_To do_: Could you copy every line from the material below in which "Ground" appears?

_Record excerpts_:
*-*-*
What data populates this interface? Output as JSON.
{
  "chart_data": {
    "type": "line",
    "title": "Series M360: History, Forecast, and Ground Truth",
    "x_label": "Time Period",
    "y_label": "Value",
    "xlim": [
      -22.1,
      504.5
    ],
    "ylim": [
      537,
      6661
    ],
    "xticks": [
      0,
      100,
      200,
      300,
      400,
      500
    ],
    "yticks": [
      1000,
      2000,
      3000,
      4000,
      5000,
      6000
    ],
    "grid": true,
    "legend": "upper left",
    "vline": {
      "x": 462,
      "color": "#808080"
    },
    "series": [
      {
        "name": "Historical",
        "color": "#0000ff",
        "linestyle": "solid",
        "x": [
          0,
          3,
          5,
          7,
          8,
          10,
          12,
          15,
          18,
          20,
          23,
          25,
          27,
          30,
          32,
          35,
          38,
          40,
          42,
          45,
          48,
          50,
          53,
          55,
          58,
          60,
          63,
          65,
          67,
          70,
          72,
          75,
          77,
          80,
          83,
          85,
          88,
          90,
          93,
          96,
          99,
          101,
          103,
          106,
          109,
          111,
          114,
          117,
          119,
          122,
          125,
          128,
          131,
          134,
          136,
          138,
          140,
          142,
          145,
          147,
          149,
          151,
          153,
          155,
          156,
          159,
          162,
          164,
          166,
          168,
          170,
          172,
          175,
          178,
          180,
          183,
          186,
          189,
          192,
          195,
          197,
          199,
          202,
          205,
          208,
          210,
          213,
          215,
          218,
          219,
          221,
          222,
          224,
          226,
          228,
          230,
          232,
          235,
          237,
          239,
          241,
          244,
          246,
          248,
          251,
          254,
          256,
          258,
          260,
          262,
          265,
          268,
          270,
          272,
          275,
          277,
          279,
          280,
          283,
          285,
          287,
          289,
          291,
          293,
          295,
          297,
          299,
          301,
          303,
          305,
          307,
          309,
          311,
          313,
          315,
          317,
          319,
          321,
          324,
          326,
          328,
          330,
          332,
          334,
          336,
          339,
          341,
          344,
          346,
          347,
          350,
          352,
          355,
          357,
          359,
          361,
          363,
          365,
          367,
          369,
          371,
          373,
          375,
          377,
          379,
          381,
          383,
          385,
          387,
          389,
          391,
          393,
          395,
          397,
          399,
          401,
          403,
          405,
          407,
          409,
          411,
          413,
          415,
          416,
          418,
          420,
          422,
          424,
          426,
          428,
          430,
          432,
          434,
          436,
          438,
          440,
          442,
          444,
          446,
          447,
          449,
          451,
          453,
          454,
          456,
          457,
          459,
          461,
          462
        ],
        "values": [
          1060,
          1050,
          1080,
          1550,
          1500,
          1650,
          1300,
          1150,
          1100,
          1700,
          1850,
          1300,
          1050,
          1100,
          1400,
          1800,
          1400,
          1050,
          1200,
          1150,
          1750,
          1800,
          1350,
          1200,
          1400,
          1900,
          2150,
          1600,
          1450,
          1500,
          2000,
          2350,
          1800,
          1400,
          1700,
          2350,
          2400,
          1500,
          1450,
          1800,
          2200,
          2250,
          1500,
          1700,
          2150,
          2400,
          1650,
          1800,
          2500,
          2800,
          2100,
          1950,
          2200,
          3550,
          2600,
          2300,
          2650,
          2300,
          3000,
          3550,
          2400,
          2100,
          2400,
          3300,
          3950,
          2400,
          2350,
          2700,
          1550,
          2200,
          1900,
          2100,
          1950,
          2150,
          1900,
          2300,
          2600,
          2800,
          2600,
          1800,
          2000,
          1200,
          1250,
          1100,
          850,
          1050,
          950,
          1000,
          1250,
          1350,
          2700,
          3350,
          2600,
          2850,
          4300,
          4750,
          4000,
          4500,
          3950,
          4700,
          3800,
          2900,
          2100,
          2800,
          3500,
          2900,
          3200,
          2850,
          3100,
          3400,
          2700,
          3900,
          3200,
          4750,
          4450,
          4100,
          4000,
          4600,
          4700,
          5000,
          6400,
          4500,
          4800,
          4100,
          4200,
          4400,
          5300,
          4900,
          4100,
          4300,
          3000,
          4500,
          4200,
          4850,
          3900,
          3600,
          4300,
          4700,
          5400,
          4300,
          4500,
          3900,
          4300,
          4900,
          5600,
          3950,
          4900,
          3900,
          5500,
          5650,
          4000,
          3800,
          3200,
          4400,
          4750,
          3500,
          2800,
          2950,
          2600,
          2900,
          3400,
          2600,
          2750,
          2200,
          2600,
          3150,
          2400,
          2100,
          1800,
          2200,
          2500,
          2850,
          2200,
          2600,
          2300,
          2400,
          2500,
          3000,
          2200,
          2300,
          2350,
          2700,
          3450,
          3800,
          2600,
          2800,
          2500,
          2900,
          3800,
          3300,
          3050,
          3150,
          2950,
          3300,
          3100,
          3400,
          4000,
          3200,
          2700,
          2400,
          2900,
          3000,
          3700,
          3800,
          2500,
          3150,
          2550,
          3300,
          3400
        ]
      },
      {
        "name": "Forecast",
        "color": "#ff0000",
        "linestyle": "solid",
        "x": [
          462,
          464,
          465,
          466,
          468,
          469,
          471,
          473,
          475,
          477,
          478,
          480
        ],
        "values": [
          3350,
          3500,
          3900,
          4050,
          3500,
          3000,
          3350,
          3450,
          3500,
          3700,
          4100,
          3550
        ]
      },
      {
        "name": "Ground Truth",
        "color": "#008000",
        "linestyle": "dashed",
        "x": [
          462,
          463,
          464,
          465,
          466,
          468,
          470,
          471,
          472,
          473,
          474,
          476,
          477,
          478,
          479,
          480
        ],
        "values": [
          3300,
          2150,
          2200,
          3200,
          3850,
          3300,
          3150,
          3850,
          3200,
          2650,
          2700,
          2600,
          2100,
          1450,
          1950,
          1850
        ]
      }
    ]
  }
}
*-*-*
_Expected output_:
    "title": "Series M360: History, Forecast, and Ground Truth",
        "name": "Ground Truth",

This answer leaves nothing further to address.